(Exercise details): Without the images, write out the whole listing exactly.

Start Exercise data

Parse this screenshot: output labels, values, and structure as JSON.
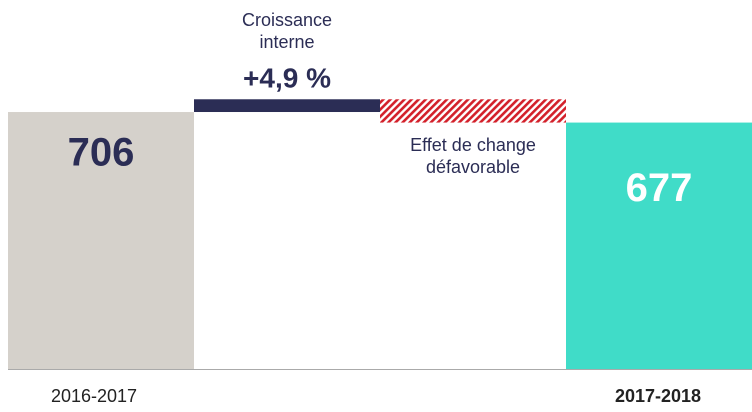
{
  "chart_data": {
    "type": "waterfall",
    "categories": [
      "2016-2017",
      "Croissance interne",
      "Effet de change défavorable",
      "2017-2018"
    ],
    "values": [
      706,
      35,
      -64,
      677
    ],
    "value_labels": [
      "706",
      null,
      null,
      "677"
    ],
    "growth_label": "+4,9 %",
    "colors": [
      "#d5d1cb",
      "#2b2d55",
      "#d3202a",
      "#40dcc8"
    ],
    "ylim": [
      0,
      1000
    ]
  }
}
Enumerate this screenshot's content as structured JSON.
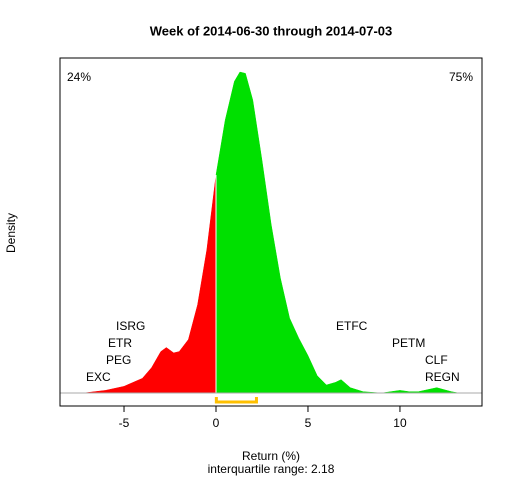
{
  "chart_data": {
    "type": "density",
    "title": "Week of 2014-06-30 through 2014-07-03",
    "x_label": "Return (%)",
    "y_label": "Density",
    "subtitle": "interquartile range: 2.18",
    "x": [
      -7.2,
      -6,
      -5,
      -4,
      -3.5,
      -3,
      -2.7,
      -2.3,
      -2,
      -1.5,
      -1,
      -0.5,
      0,
      0.5,
      1,
      1.3,
      1.6,
      2,
      2.5,
      3,
      3.5,
      4,
      4.5,
      5,
      5.5,
      6,
      6.5,
      6.8,
      7.3,
      8,
      9,
      10,
      10.5,
      11,
      12,
      12.8,
      13.2
    ],
    "values": [
      0,
      0.002,
      0.005,
      0.011,
      0.019,
      0.031,
      0.034,
      0.03,
      0.031,
      0.04,
      0.066,
      0.107,
      0.163,
      0.204,
      0.233,
      0.24,
      0.239,
      0.219,
      0.174,
      0.126,
      0.086,
      0.056,
      0.041,
      0.028,
      0.013,
      0.006,
      0.008,
      0.01,
      0.004,
      0.001,
      0,
      0.002,
      0.001,
      0.001,
      0.004,
      0.001,
      0
    ],
    "negative_color": "#ff0000",
    "positive_color": "#00e000",
    "negative_share": "24%",
    "positive_share": "75%",
    "quartiles": [
      0.02,
      2.2
    ],
    "quartile_color": "#ffc000",
    "labels": [
      "EXC",
      "PEG",
      "ETR",
      "ISRG",
      "ETFC",
      "PETM",
      "CLF",
      "REGN"
    ],
    "xlim": [
      -8.48,
      14.46
    ],
    "ylim": [
      -0.0097,
      0.2505
    ],
    "xticks": [
      -5,
      0,
      5,
      10
    ]
  }
}
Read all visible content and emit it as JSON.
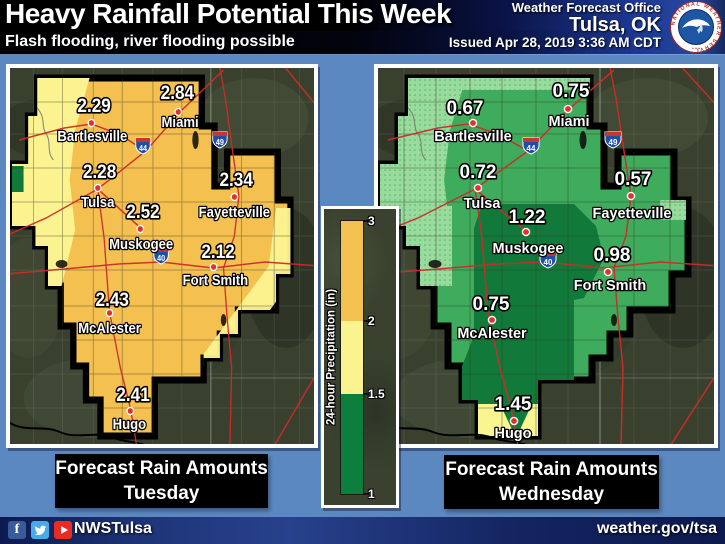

End Exercise data

(Exercise solution):
Parse this screenshot: output labels, values, and structure as JSON.
{
  "chart_data": {
    "type": "waterfall",
    "categories": [
      "2016-2017",
      "Croissance interne",
      "Effet de change défavorable",
      "2017-2018"
    ],
    "values": [
      706,
      35,
      -64,
      677
    ],
    "value_labels": [
      "706",
      null,
      null,
      "677"
    ],
    "growth_label": "+4,9 %",
    "colors": [
      "#d5d1cb",
      "#2b2d55",
      "#d3202a",
      "#40dcc8"
    ],
    "ylim": [
      0,
      1000
    ]
  }
}
Enumerate this screenshot's content as structured JSON.
{
  "chart_data": {
    "type": "density",
    "title": "Week of 2014-06-30 through 2014-07-03",
    "x_label": "Return (%)",
    "y_label": "Density",
    "subtitle": "interquartile range: 2.18",
    "x": [
      -7.2,
      -6,
      -5,
      -4,
      -3.5,
      -3,
      -2.7,
      -2.3,
      -2,
      -1.5,
      -1,
      -0.5,
      0,
      0.5,
      1,
      1.3,
      1.6,
      2,
      2.5,
      3,
      3.5,
      4,
      4.5,
      5,
      5.5,
      6,
      6.5,
      6.8,
      7.3,
      8,
      9,
      10,
      10.5,
      11,
      12,
      12.8,
      13.2
    ],
    "values": [
      0,
      0.002,
      0.005,
      0.011,
      0.019,
      0.031,
      0.034,
      0.03,
      0.031,
      0.04,
      0.066,
      0.107,
      0.163,
      0.204,
      0.233,
      0.24,
      0.239,
      0.219,
      0.174,
      0.126,
      0.086,
      0.056,
      0.041,
      0.028,
      0.013,
      0.006,
      0.008,
      0.01,
      0.004,
      0.001,
      0,
      0.002,
      0.001,
      0.001,
      0.004,
      0.001,
      0
    ],
    "negative_color": "#ff0000",
    "positive_color": "#00e000",
    "negative_share": "24%",
    "positive_share": "75%",
    "quartiles": [
      0.02,
      2.2
    ],
    "quartile_color": "#ffc000",
    "labels": [
      "EXC",
      "PEG",
      "ETR",
      "ISRG",
      "ETFC",
      "PETM",
      "CLF",
      "REGN"
    ],
    "xlim": [
      -8.48,
      14.46
    ],
    "ylim": [
      -0.0097,
      0.2505
    ],
    "xticks": [
      -5,
      0,
      5,
      10
    ]
  }
}
Read all visible content and emit it as JSON.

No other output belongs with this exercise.